• [Goal]: Give every entry again, word for word and in full.

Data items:
--- START ---

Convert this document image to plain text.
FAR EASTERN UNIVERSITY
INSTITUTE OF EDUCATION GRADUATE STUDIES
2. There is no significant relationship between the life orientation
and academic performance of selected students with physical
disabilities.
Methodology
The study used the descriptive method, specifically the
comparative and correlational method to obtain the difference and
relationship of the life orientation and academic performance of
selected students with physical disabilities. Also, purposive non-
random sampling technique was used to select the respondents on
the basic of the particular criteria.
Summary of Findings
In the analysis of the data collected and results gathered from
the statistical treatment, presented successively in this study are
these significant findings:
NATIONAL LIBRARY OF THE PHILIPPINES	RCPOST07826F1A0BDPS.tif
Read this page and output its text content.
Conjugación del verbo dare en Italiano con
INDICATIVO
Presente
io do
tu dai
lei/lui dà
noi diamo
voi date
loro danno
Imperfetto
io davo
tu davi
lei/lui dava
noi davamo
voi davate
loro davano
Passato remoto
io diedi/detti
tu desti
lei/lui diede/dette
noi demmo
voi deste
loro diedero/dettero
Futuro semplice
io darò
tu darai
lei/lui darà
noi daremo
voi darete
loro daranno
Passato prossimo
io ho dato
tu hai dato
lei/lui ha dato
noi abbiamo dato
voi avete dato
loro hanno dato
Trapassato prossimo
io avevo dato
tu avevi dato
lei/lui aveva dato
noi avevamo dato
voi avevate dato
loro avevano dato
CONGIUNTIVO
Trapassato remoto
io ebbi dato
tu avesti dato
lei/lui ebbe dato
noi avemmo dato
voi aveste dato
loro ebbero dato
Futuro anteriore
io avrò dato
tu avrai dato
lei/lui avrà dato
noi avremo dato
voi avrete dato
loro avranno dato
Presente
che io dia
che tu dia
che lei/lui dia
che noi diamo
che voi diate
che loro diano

--- END ---

• [Final result]:
Convert this document image to plain text.
FAR EASTERN UNIVERSITY
INSTITUTE OF EDUCATION GRADUATE STUDIES
2. There is no significant relationship between the life orientation
and academic performance of selected students with physical
disabilities.
Methodology
The study used the descriptive method, specifically the
comparative and correlational method to obtain the difference and
relationship of the life orientation and academic performance of
selected students with physical disabilities. Also, purposive non-
random sampling technique was used to select the respondents on
the basic of the particular criteria.
Summary of Findings
In the analysis of the data collected and results gathered from
the statistical treatment, presented successively in this study are
these significant findings:
NATIONAL LIBRARY OF THE PHILIPPINES	RCPOST07826F1A0BDPS.tif
Read this page and output its text content.
Conjugación del verbo dare en Italiano con
INDICATIVO
Presente
io do
tu dai
lei/lui dà
noi diamo
voi date
loro danno
Imperfetto
io davo
tu davi
lei/lui dava
noi davamo
voi davate
loro davano
Passato remoto
io diedi/detti
tu desti
lei/lui diede/dette
noi demmo
voi deste
loro diedero/dettero
Futuro semplice
io darò
tu darai
lei/lui darà
noi daremo
voi darete
loro daranno
Passato prossimo
io ho dato
tu hai dato
lei/lui ha dato
noi abbiamo dato
voi avete dato
loro hanno dato
Trapassato prossimo
io avevo dato
tu avevi dato
lei/lui aveva dato
noi avevamo dato
voi avevate dato
loro avevano dato
CONGIUNTIVO
Trapassato remoto
io ebbi dato
tu avesti dato
lei/lui ebbe dato
noi avemmo dato
voi aveste dato
loro ebbero dato
Futuro anteriore
io avrò dato
tu avrai dato
lei/lui avrà dato
noi avremo dato
voi avrete dato
loro avranno dato
Presente
che io dia
che tu dia
che lei/lui dia
che noi diamo
che voi diate
che loro diano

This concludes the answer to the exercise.